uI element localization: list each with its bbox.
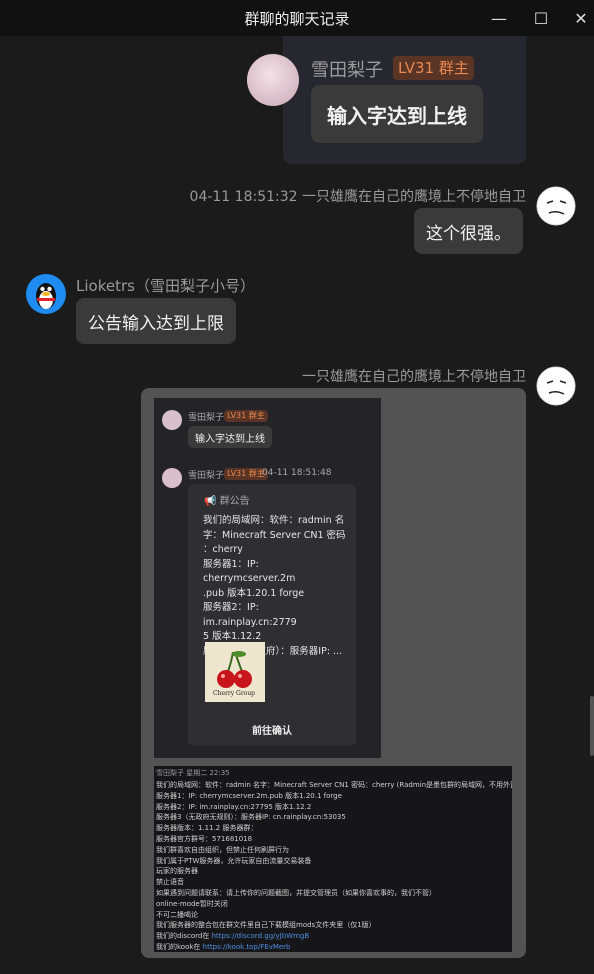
scrollbar[interactable] [590,696,594,756]
role-badge: LV31 群主 [393,56,474,80]
title-bar: 群聊的聊天记录 — ☐ ✕ [0,0,594,36]
quoted-message: 输入字达到上线 [311,85,483,143]
message-bubble: 这个很强。 [414,208,523,254]
announcement-line: 字：Minecraft Server CN1 密码 [203,529,346,541]
announcement-line: 我们的局域网：软件：radmin 名 [203,515,345,526]
avatar[interactable] [536,186,576,226]
announcement-line: 如果遇到问题请联系：请上传你的问题截图，并提交管理员（如果你喜欢事的，我们不管） [156,888,436,897]
announcement-line: 我们的discord在 https://discord.gg/yJbWmgB [156,932,310,941]
announcement-line: .pub 版本1.20.1 forge [203,587,305,599]
announcement-lines: 我们的局域网：软件：radmin 名字：Minecraft Server CN1… [156,780,512,952]
announcement-header: 📢 群公告 [204,492,250,507]
sender-name: Lioketrs（雪田梨子小号） [76,277,255,295]
announcement-card[interactable]: 📢 群公告 我们的局域网：软件：radmin 名字：Minecraft Serv… [188,484,356,746]
message-bubble: 输入字达到上线 [188,426,272,448]
timestamp: 04-11 18:51:32 [189,189,298,205]
sender-name: 雪田梨子 [188,413,225,423]
role-badge: LV31 群主 [224,410,268,422]
announcement-line: 服务器1：IP: cherrymcserver.2m.pub 版本1.20.1 … [156,791,342,800]
confirm-button[interactable]: 前往确认 [188,722,356,737]
announcement-line: ：cherry [203,544,243,555]
announcement-line: 服务器1：IP: cherrymcserver.2m [203,558,296,585]
qq-penguin-avatar[interactable] [26,274,66,314]
avatar[interactable] [536,366,576,406]
announcement-line: 不可二播喝论 [156,910,198,919]
announcement-line: 服务器官方群号：571681018 [156,834,253,843]
sender-avatar[interactable] [247,54,299,106]
cherry-group-image: Cherry Group [205,642,265,702]
announcement-text: 我们的局域网：软件：radmin 名字：Minecraft Server CN1… [203,514,353,659]
announcement-line: 我们的kook在 https://kook.top/FEvMerb [156,942,291,951]
message-bubble: 公告输入达到上限 [76,298,236,344]
forwarded-screenshot-bubble[interactable]: 雪田梨子 LV31 群主 输入字达到上线 雪田梨子 LV31 群主 04-11 … [141,388,526,958]
avatar [162,410,182,430]
close-button[interactable]: ✕ [558,0,594,36]
announcement-line: 玩家的服务器 [156,867,198,876]
sender-name: 一只雄鹰在自己的鹰境上不停地自卫 [302,189,526,205]
announcement-line: 我们群喜欢自由组织，但禁止任何刷屏行为 [156,845,289,854]
link[interactable]: https://kook.top/FEvMerb [203,943,291,951]
link[interactable]: https://discord.gg/yJbWmgB [212,932,310,940]
avatar [162,468,182,488]
image-caption: Cherry Group [213,690,256,697]
screenshot-panel-bottom: 雪田梨子 星期二 22:35 我们的局域网：软件：radmin 名字：Minec… [154,766,512,952]
announcement-title: 群公告 [219,496,250,507]
sender-name: 雪田梨子 [188,471,225,481]
announcement-line: 我们的局域网：软件：radmin 名字：Minecraft Server CN1… [156,781,512,789]
panel-header: 雪田梨子 星期二 22:35 [156,769,230,777]
announcement-line: 我们服务器的整合包在群文件里自己下载模组mods文件夹里（仅1版） [156,921,376,930]
announcement-line: 禁止语音 [156,878,184,887]
window-title: 群聊的聊天记录 [244,9,350,28]
sender-name: 一只雄鹰在自己的鹰境上不停地自卫 [302,369,526,385]
quoted-sender: 雪田梨子 [311,60,383,81]
announcement-line: 服务器2：IP: im.rainplay.cn:2779 [203,602,297,628]
announcement-line: 服务器2：IP: im.rainplay.cn:27795 版本1.12.2 [156,802,312,811]
timestamp: 04-11 18:51:48 [262,468,332,478]
announcement-line: 服务器版本：1.11.2 服务器群： [156,824,258,833]
chat-area[interactable]: 雪田梨子 LV31 群主 输入字达到上线 04-11 18:51:32 一只雄鹰… [0,36,594,974]
announcement-line: online-mode暂时关闭 [156,899,228,908]
announcement-line: 服务器3（无政府无规则）：服务器IP: cn.rainplay.cn:53035 [156,813,346,822]
megaphone-icon: 📢 [204,496,217,507]
screenshot-panel-top: 雪田梨子 LV31 群主 输入字达到上线 雪田梨子 LV31 群主 04-11 … [154,398,381,758]
minimize-button[interactable]: — [476,0,522,36]
message-meta: 04-11 18:51:32 一只雄鹰在自己的鹰境上不停地自卫 [190,186,526,206]
announcement-line: 我们属于PTW服务器，允许玩家自由流量交易装备 [156,856,312,865]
▬▬▬
● **SHORT EXERCISE**:
Show every line from the items above that contains the string "badge". Only matches with the same capitalization count.

● **CORRECT RESULT**:
role-badge: LV31 群主 [393,56,474,80]
role-badge: LV31 群主 [224,410,268,422]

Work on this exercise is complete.